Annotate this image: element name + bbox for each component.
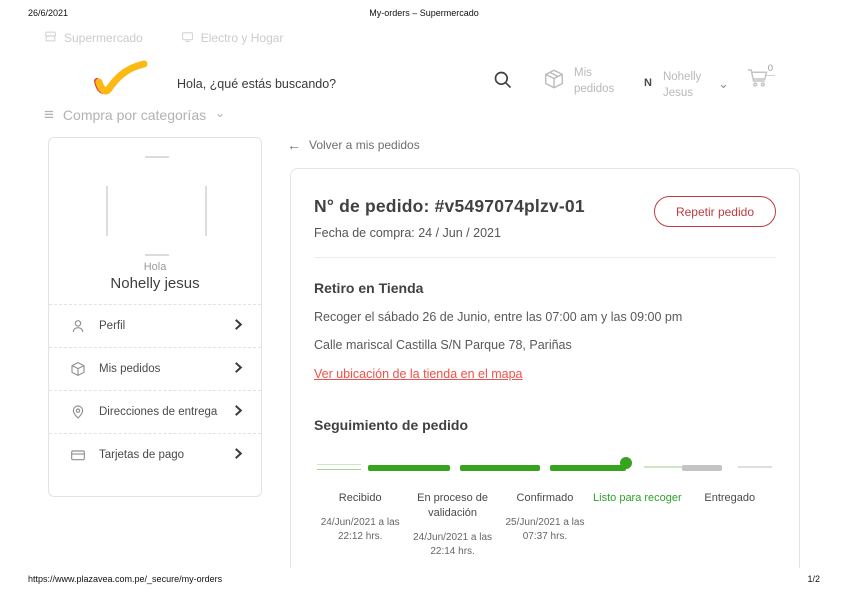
categories-menu[interactable]: ≡ Compra por categorías ⌄ <box>44 106 225 123</box>
search-icon[interactable] <box>493 70 513 90</box>
pickup-section: Retiro en Tienda Recoger el sábado 26 de… <box>314 280 776 383</box>
progress-segment-confirmado <box>550 465 626 471</box>
back-link-label: Volver a mis pedidos <box>309 138 420 152</box>
tracking-step-confirmado: Confirmado 25/Jun/2021 a las 07:37 hrs. <box>499 491 591 559</box>
sidebar-item-label: Direcciones de entrega <box>99 406 234 418</box>
pin-icon <box>70 404 86 420</box>
back-link[interactable]: ← Volver a mis pedidos <box>287 137 420 153</box>
store-map-link[interactable]: Ver ubicación de la tienda en el mapa <box>314 367 522 381</box>
store-icon <box>44 30 57 46</box>
sidebar-item-label: Perfil <box>99 320 234 332</box>
print-date: 26/6/2021 <box>28 8 68 18</box>
tab-label: Electro y Hogar <box>201 31 284 45</box>
progress-line-start <box>317 464 361 470</box>
hamburger-icon: ≡ <box>44 106 54 123</box>
tracking-title: Seguimiento de pedido <box>314 417 776 433</box>
tab-label: Supermercado <box>64 31 143 45</box>
tracking-progress-bar <box>314 457 776 479</box>
print-url: https://www.plazavea.com.pe/_secure/my-o… <box>28 574 222 584</box>
print-page-number: 1/2 <box>807 574 820 584</box>
order-number-title: N° de pedido: #v5497074plzv-01 <box>314 196 585 217</box>
chevron-right-icon <box>234 317 243 335</box>
sidebar-user-name: Nohelly jesus <box>49 275 261 292</box>
print-title: My-orders – Supermercado <box>369 8 479 18</box>
purchase-date: Fecha de compra: 24 / Jun / 2021 <box>314 226 585 240</box>
chevron-down-icon: ⌄ <box>215 106 225 120</box>
repeat-order-button[interactable]: Repetir pedido <box>654 196 776 227</box>
chevron-right-icon <box>234 360 243 378</box>
sidebar-item-perfil[interactable]: Perfil <box>49 304 261 347</box>
search-input[interactable]: Hola, ¿qué estás buscando? <box>177 77 457 91</box>
tracking-steps: Recibido 24/Jun/2021 a las 22:12 hrs. En… <box>314 491 776 559</box>
sidebar-item-label: Tarjetas de pago <box>99 449 234 461</box>
card-icon <box>70 447 86 463</box>
cart-button[interactable]: 0 <box>745 64 771 95</box>
chevron-right-icon <box>234 446 243 464</box>
package-icon <box>543 66 565 97</box>
user-name-label: Nohelly Jesus <box>663 70 707 101</box>
cart-count-badge: 0 <box>766 63 775 76</box>
tab-supermercado[interactable]: Supermercado <box>44 30 143 46</box>
pickup-schedule: Recoger el sábado 26 de Junio, entre las… <box>314 310 776 324</box>
appliance-icon <box>181 30 194 46</box>
sidebar-item-direcciones[interactable]: Direcciones de entrega <box>49 390 261 433</box>
tracking-step-recibido: Recibido 24/Jun/2021 a las 22:12 hrs. <box>314 491 406 559</box>
tracking-section: Seguimiento de pedido Recibido 24/Jun/20… <box>314 417 776 559</box>
account-sidebar: Hola Nohelly jesus Perfil Mis pedidos <box>48 137 262 497</box>
sidebar-item-tarjetas[interactable]: Tarjetas de pago <box>49 433 261 476</box>
progress-segment-validacion <box>460 465 540 471</box>
page: 26/6/2021 My-orders – Supermercado Super… <box>0 0 848 599</box>
chevron-down-icon: ⌄ <box>718 76 729 92</box>
pickup-address: Calle mariscal Castilla S/N Parque 78, P… <box>314 338 776 352</box>
tracking-step-listo-para-recoger: Listo para recoger <box>591 491 683 559</box>
sidebar-item-mis-pedidos[interactable]: Mis pedidos <box>49 347 261 390</box>
divider <box>314 257 776 258</box>
plazavea-logo[interactable] <box>90 58 152 107</box>
tab-electro-y-hogar[interactable]: Electro y Hogar <box>181 30 284 46</box>
order-detail-card: N° de pedido: #v5497074plzv-01 Fecha de … <box>290 168 800 568</box>
categories-label: Compra por categorías <box>63 107 206 123</box>
sidebar-greeting: Hola <box>49 261 261 273</box>
avatar: N <box>644 77 652 89</box>
tracking-step-entregado: Entregado <box>684 491 776 559</box>
nav-my-orders[interactable]: Mis pedidos <box>543 66 620 97</box>
nav-user-menu[interactable]: N Nohelly Jesus ⌄ <box>644 70 729 101</box>
tracking-step-validacion: En proceso de validación 24/Jun/2021 a l… <box>406 491 498 559</box>
chevron-right-icon <box>234 403 243 421</box>
sidebar-item-label: Mis pedidos <box>99 363 234 375</box>
progress-segment-pending <box>682 465 722 471</box>
person-icon <box>70 318 86 334</box>
nav-my-orders-label: Mis pedidos <box>574 66 620 97</box>
store-tabs: Supermercado Electro y Hogar <box>44 30 283 46</box>
pickup-title: Retiro en Tienda <box>314 280 776 296</box>
sidebar-menu: Perfil Mis pedidos Direcciones de entreg <box>49 304 261 476</box>
current-step-marker <box>620 457 632 469</box>
package-icon <box>70 361 86 377</box>
progress-line-end <box>738 466 772 468</box>
progress-segment-recibido <box>368 465 450 471</box>
progress-line-after-marker <box>644 466 684 468</box>
arrow-left-icon: ← <box>287 137 301 153</box>
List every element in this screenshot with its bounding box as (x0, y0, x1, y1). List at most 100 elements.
---+---
JOB:
Render the lines from the line with "categories-menu[interactable]: ≡ Compra" up to and including the line with "back-link-label: Volver a" as a JSON list of strings, one string per line and no blank lines.

RESULT:
[
  "categories-menu[interactable]: ≡ Compra por categorías ⌄ <box>44 106 225 123</box>",
  "search-icon[interactable] <box>493 70 513 90</box>",
  "pickup-section: Retiro en Tienda Recoger el sábado 26 de… <box>314 280 776 383</box>",
  "progress-segment-confirmado <box>550 465 626 471</box>",
  "back-link-label: Volver a mis pedidos <box>309 138 420 152</box>"
]